**What you will do**
Search the entries below for "MyPlate", and copy each line where it appears.

**Dataset**
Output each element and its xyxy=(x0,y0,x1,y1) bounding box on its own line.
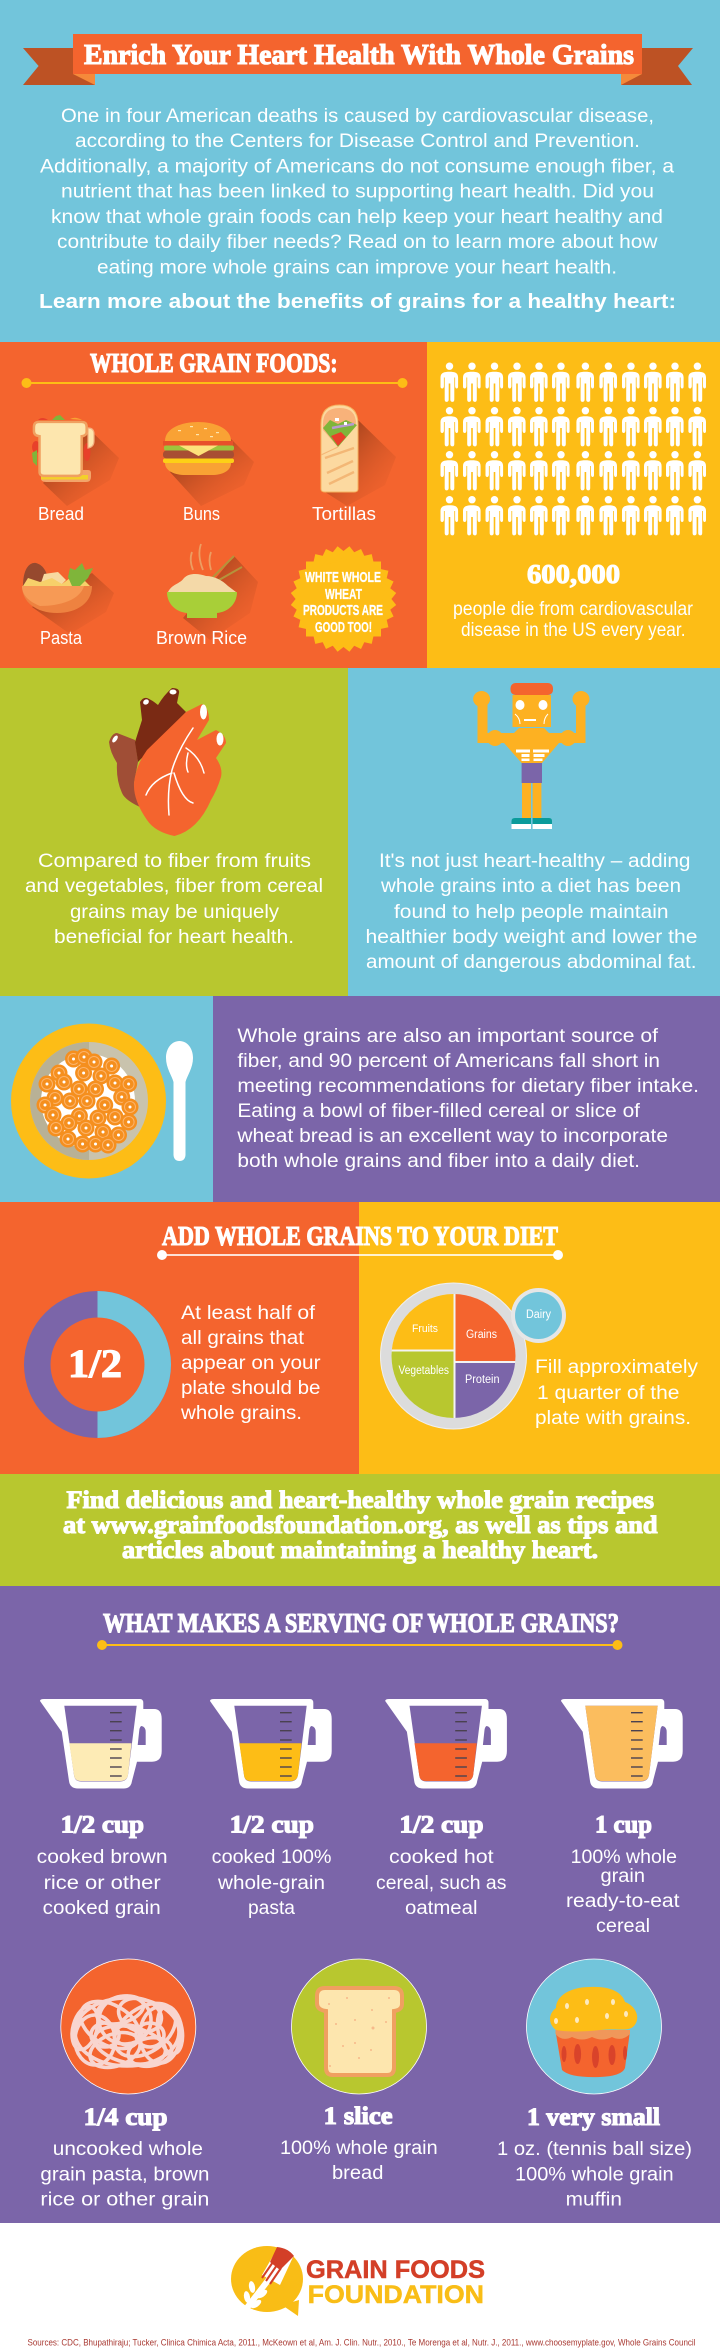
panel: fiber text: both whole grains and fiber into a daily diet. xyxy=(237,1151,640,1172)
icon grid: people xyxy=(440,362,706,535)
panel: 600,000 deaths xyxy=(427,342,720,668)
panel: cereal bowl background xyxy=(0,996,213,1202)
serving: 1/4 cup: uncooked whole xyxy=(53,2139,203,2160)
serving: 1 very small: 100% whole grain xyxy=(515,2165,674,2186)
text: fill a quarter: plate with grains. xyxy=(535,1408,691,1429)
text: half your grains: appear on your xyxy=(181,1353,321,1374)
serving: 1/2 cup hot cereal: cereal, such as xyxy=(376,1873,506,1894)
panel: intro background xyxy=(0,0,720,343)
panel: fiber text: Whole grains are also an important source of xyxy=(237,1026,659,1047)
serving: 1/2 cup brown rice: cooked brown xyxy=(37,1847,168,1868)
panel: recipes banner xyxy=(0,1474,720,1586)
wordmark: GRAIN FOODS xyxy=(306,2256,485,2284)
panel: recipes banner: articles about maintaining a healthy heart. xyxy=(122,1537,598,1564)
chart: one half donut: 1/2 xyxy=(68,1341,122,1386)
panel: fiber text xyxy=(213,996,720,1202)
panel: body weight xyxy=(348,668,720,996)
intro paragraph: eating more whole grains can improve your heart health. xyxy=(97,258,617,278)
text: fill a quarter: 1 quarter of the xyxy=(537,1383,680,1404)
stat caption xyxy=(453,599,694,641)
text: fill a quarter: Fill approximately xyxy=(535,1357,699,1378)
wordmark xyxy=(306,2256,485,2309)
serving: 1 slice: 1 slice xyxy=(324,2103,393,2130)
text: body weight and abdominal fat: healthier body weight and lower the xyxy=(366,927,698,948)
callout badge: white whole wheat xyxy=(291,546,396,652)
panel: whole grain foods xyxy=(0,342,427,668)
logo: Grain Foods Foundation xyxy=(231,2246,485,2316)
icon: bread slice circle xyxy=(292,1959,426,2094)
serving: 1 very small xyxy=(497,2104,692,2211)
serving: 1/2 cup brown rice: cooked grain xyxy=(43,1898,161,1919)
serving: 1 cup cereal: 1 cup xyxy=(595,1812,652,1839)
text: body weight and abdominal fat: found to help people maintain xyxy=(394,902,668,923)
icon: anatomical heart xyxy=(109,688,226,836)
serving: 1/2 cup hot cereal: oatmeal xyxy=(405,1898,478,1919)
text: fiber from cereal grains: grains may be uniquely xyxy=(70,902,280,923)
icon: measuring cup yellow xyxy=(210,1699,332,1788)
intro paragraph: according to the Centers for Disease Control and Prevention. xyxy=(75,131,640,152)
heading: whole grain foods: WHOLE GRAIN FOODS: xyxy=(90,348,338,378)
text: half your grains: plate should be xyxy=(181,1378,320,1399)
text: fill a quarter xyxy=(535,1357,699,1429)
stat caption: disease in the US every year. xyxy=(461,620,686,641)
text: body weight and abdominal fat: amount of dangerous abdominal fat. xyxy=(366,952,696,973)
icon: bread sandwich xyxy=(32,415,119,506)
stat caption: people die from cardiovascular xyxy=(453,599,694,620)
panel: plate background xyxy=(359,1202,720,1474)
chart: MyPlate: Dairy xyxy=(526,1309,551,1321)
label: brown rice: Brown Rice xyxy=(156,628,247,648)
serving: 1/2 cup pasta: 1/2 cup xyxy=(230,1812,314,1839)
icon: brown rice bowl xyxy=(167,544,258,640)
text: half your grains xyxy=(180,1303,321,1424)
callout badge: white whole wheat: WHEAT xyxy=(325,586,362,603)
panel: fiber text: meeting recommendations for dietary fiber intake. xyxy=(237,1076,699,1097)
text: fiber from cereal grains: and vegetables, fiber from cereal xyxy=(25,876,323,897)
text: fiber from cereal grains xyxy=(25,851,323,948)
text: fiber from cereal grains: Compared to fiber from fruits xyxy=(38,851,311,872)
panel: heart xyxy=(0,668,348,996)
chart: one half donut xyxy=(24,1291,171,1438)
intro paragraph: Additionally, a majority of Americans do not consume enough fiber, a xyxy=(40,156,674,178)
chart: MyPlate: Vegetables xyxy=(398,1365,449,1377)
text: half your grains: whole grains. xyxy=(180,1403,302,1424)
panel: fiber text: fiber, and 90 percent of Americans fall short in xyxy=(237,1051,660,1072)
heading rule xyxy=(157,1250,563,1260)
panel: fiber text: Eating a bowl of fiber-filled cereal or slice of xyxy=(237,1101,641,1122)
serving: 1 very small: 1 very small xyxy=(527,2104,660,2131)
serving: 1 very small: 1 oz. (tennis ball size) xyxy=(497,2139,692,2160)
icon: uncooked pasta circle xyxy=(61,1959,196,2094)
text: half your grains: At least half of xyxy=(181,1303,316,1324)
serving: 1/2 cup pasta: pasta xyxy=(248,1898,295,1919)
serving: 1/2 cup hot cereal xyxy=(376,1812,506,1919)
panel: half of grains xyxy=(0,1202,359,1474)
title banner xyxy=(23,34,693,85)
serving: 1/4 cup: 1/4 cup xyxy=(84,2104,168,2131)
serving: 1/4 cup: grain pasta, brown xyxy=(40,2165,209,2186)
heading rule xyxy=(97,1640,622,1650)
text: body weight and abdominal fat xyxy=(366,851,698,973)
serving: 1 slice xyxy=(280,2103,438,2184)
serving: 1 cup cereal: 100% whole xyxy=(571,1847,677,1868)
intro paragraph: nutrient that has been linked to supporting heart health. Did you xyxy=(61,182,654,203)
callout badge: white whole wheat: GOOD TOO! xyxy=(315,619,372,636)
callout badge: white whole wheat: PRODUCTS ARE xyxy=(303,602,383,619)
panel: recipes banner: Find delicious and heart-healthy whole grain recipes xyxy=(66,1487,654,1514)
panel: fiber text: wheat bread is an excellent way to incorporate xyxy=(236,1126,668,1147)
wordmark: FOUNDATION xyxy=(308,2281,484,2309)
serving: 1 cup cereal: cereal xyxy=(596,1916,650,1937)
serving: 1/2 cup brown rice: rice or other xyxy=(44,1873,161,1894)
icon: measuring cup full xyxy=(561,1699,683,1788)
chart: MyPlate: Fruits xyxy=(412,1323,438,1335)
icon: measuring cup cream xyxy=(40,1699,162,1788)
serving: 1/4 cup xyxy=(40,2104,209,2211)
serving: 1 slice: 100% whole grain xyxy=(280,2138,438,2159)
intro call to action: Learn more about the benefits of grains for a healthy heart: xyxy=(39,291,676,313)
serving: 1/2 cup hot cereal: 1/2 cup xyxy=(399,1812,484,1839)
serving: 1/2 cup brown rice: 1/2 cup xyxy=(61,1812,144,1839)
icon: cereal bowl xyxy=(11,1024,166,1178)
serving: 1/2 cup brown rice xyxy=(37,1812,168,1919)
serving: 1 cup cereal xyxy=(566,1812,680,1937)
title banner: Enrich Your Heart Health With Whole Grains xyxy=(84,39,634,71)
heading: what makes a serving: WHAT MAKES A SERVING OF WHOLE GRAINS? xyxy=(103,1608,619,1638)
chart: MyPlate xyxy=(380,1283,566,1429)
heading: add whole grains: ADD WHOLE GRAINS TO YOUR DIET xyxy=(162,1221,558,1251)
text: body weight and abdominal fat: It's not just heart-healthy – adding xyxy=(379,851,690,872)
serving: 1/2 cup pasta: whole-grain xyxy=(217,1873,325,1894)
label: tortillas: Tortillas xyxy=(312,504,376,524)
callout badge: white whole wheat: WHITE WHOLE xyxy=(305,569,381,586)
serving: 1 slice: bread xyxy=(332,2163,383,2184)
icon: burger bun xyxy=(163,422,254,506)
label: pasta: Pasta xyxy=(40,628,83,648)
intro paragraph: One in four American deaths is caused by cardiovascular disease, xyxy=(61,106,654,127)
serving: 1 very small: muffin xyxy=(566,2190,622,2211)
icon: muscular man xyxy=(473,683,590,829)
serving: 1/2 cup pasta xyxy=(212,1812,332,1919)
icon: spoon xyxy=(166,1041,193,1161)
serving: 1/4 cup: rice or other grain xyxy=(40,2190,209,2211)
text: body weight and abdominal fat: whole grains into a diet has been xyxy=(380,876,681,897)
stat: 600,000: 600,000 xyxy=(527,559,620,589)
icon: speech bubble with fork and wheat xyxy=(231,2246,303,2316)
serving: 1 cup cereal: ready-to-eat xyxy=(566,1891,680,1912)
text: half your grains: all grains that xyxy=(181,1328,305,1349)
panel: serving sizes xyxy=(0,1586,720,2223)
intro paragraph: know that whole grain foods can help keep your heart healthy and xyxy=(51,207,663,228)
icon: pasta bowl xyxy=(22,563,114,634)
panel: recipes banner: at www.grainfoodsfoundation.org, as well as tips and xyxy=(63,1512,658,1539)
serving: 1/2 cup pasta: cooked 100% xyxy=(212,1847,332,1868)
intro paragraph: contribute to daily fiber needs? Read on to learn more about how xyxy=(57,232,658,253)
chart: MyPlate: Grains xyxy=(466,1329,497,1341)
label: bread: Bread xyxy=(38,504,84,524)
serving: 1/2 cup hot cereal: cooked hot xyxy=(389,1847,494,1868)
text: fiber from cereal grains: beneficial for heart health. xyxy=(54,927,294,948)
chart: MyPlate: Protein xyxy=(465,1374,500,1386)
icon: muffin circle xyxy=(526,1959,662,2094)
heading rule xyxy=(22,378,408,388)
icon: tortilla wrap xyxy=(321,405,396,506)
intro paragraph xyxy=(40,106,674,278)
label: buns: Buns xyxy=(183,504,220,524)
icon: measuring cup orange xyxy=(385,1699,507,1788)
serving: 1 cup cereal: grain xyxy=(600,1866,645,1887)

**Answer to this exercise**
chart: MyPlate: Dairy xyxy=(526,1309,551,1321)
chart: MyPlate: Vegetables xyxy=(398,1365,449,1377)
chart: MyPlate: Fruits xyxy=(412,1323,438,1335)
chart: MyPlate xyxy=(380,1283,566,1429)
chart: MyPlate: Grains xyxy=(466,1329,497,1341)
chart: MyPlate: Protein xyxy=(465,1374,500,1386)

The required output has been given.